Collected data -
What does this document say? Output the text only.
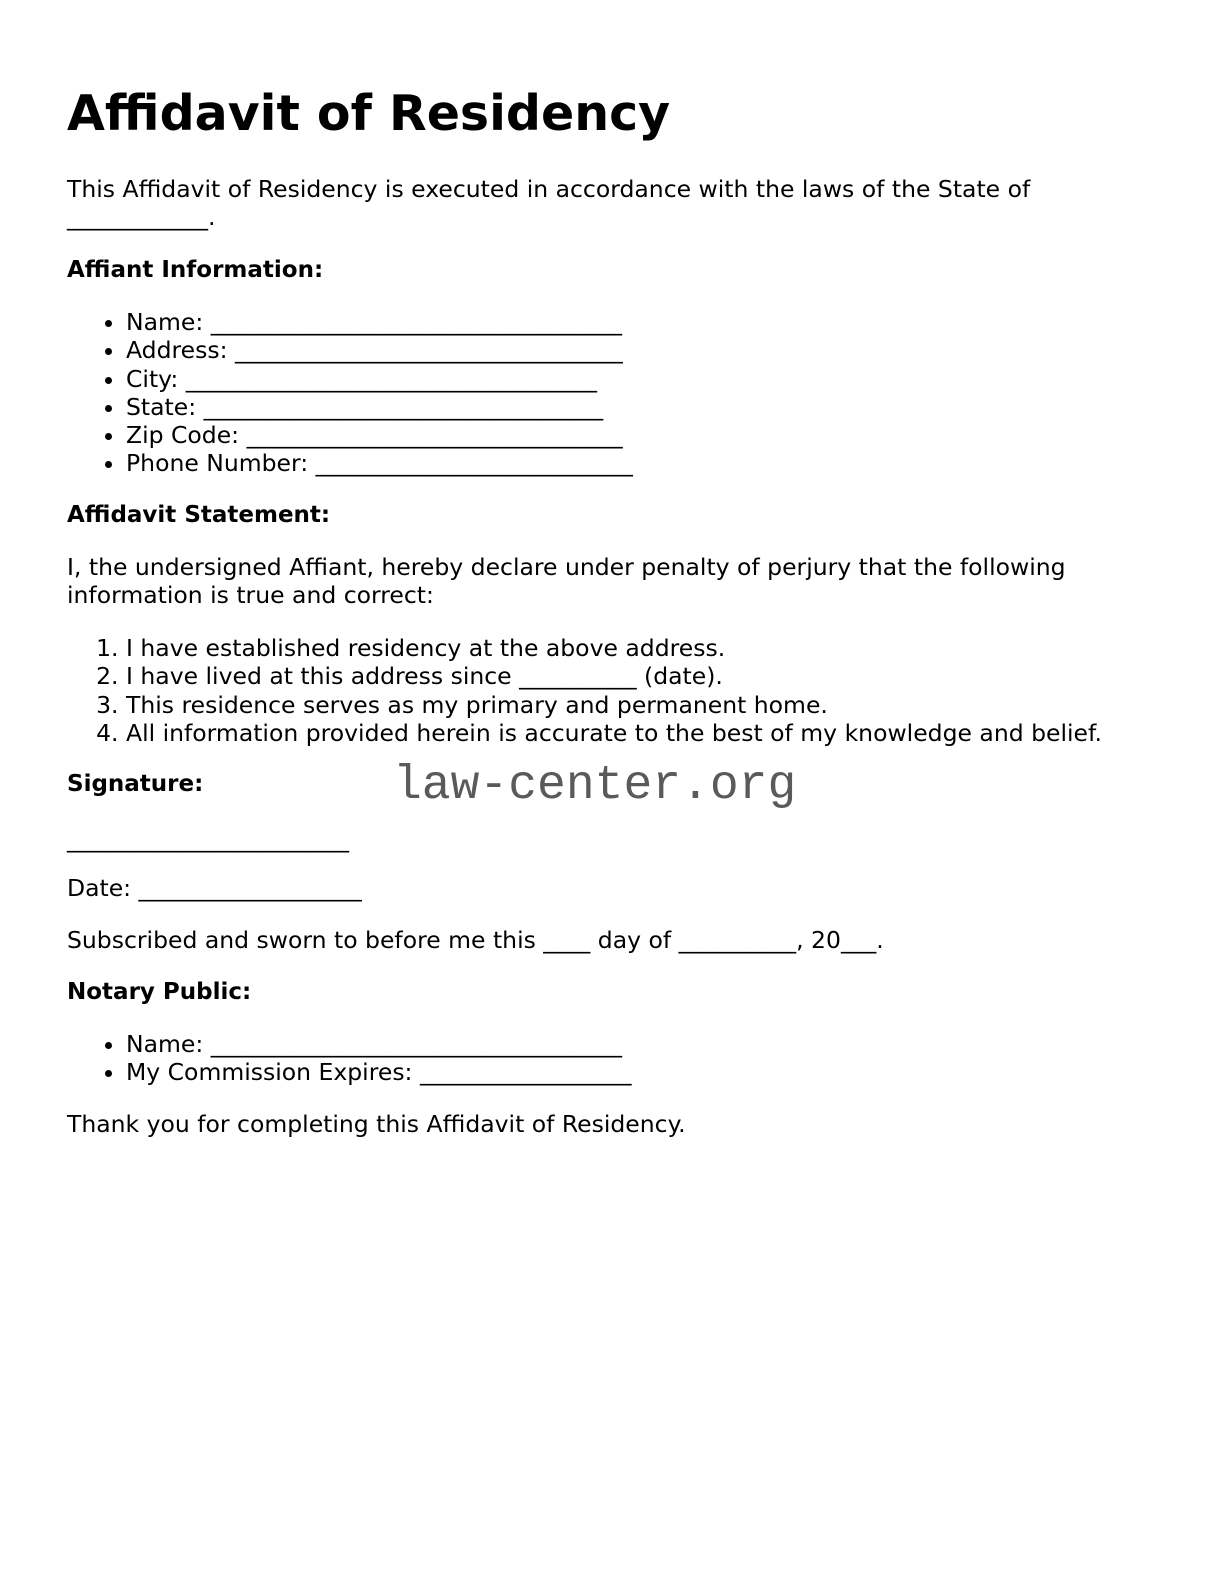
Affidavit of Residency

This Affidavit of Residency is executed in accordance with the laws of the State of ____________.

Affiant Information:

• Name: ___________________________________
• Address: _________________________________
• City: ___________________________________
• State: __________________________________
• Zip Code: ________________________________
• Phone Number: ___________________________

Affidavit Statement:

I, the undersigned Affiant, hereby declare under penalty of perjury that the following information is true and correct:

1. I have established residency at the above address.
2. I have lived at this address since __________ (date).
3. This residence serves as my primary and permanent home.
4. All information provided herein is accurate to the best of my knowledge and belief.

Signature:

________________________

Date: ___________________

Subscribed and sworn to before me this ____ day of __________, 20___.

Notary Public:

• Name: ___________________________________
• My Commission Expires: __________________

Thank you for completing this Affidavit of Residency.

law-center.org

What you need to do - Transcribe the listing above verbatim. Omit the pictures.

The result -
What does this document say? Output the text only.
Affidavit of Residency

This Affidavit of Residency is executed in accordance with the laws of the State of ____________.

Affiant Information:

• Name: ___________________________________
• Address: _________________________________
• City: ___________________________________
• State: __________________________________
• Zip Code: ________________________________
• Phone Number: ___________________________

Affidavit Statement:

I, the undersigned Affiant, hereby declare under penalty of perjury that the following information is true and correct:

1. I have established residency at the above address.
2. I have lived at this address since __________ (date).
3. This residence serves as my primary and permanent home.
4. All information provided herein is accurate to the best of my knowledge and belief.

Signature:

________________________

Date: ___________________

Subscribed and sworn to before me this ____ day of __________, 20___.

Notary Public:

• Name: ___________________________________
• My Commission Expires: __________________

Thank you for completing this Affidavit of Residency.

law-center.org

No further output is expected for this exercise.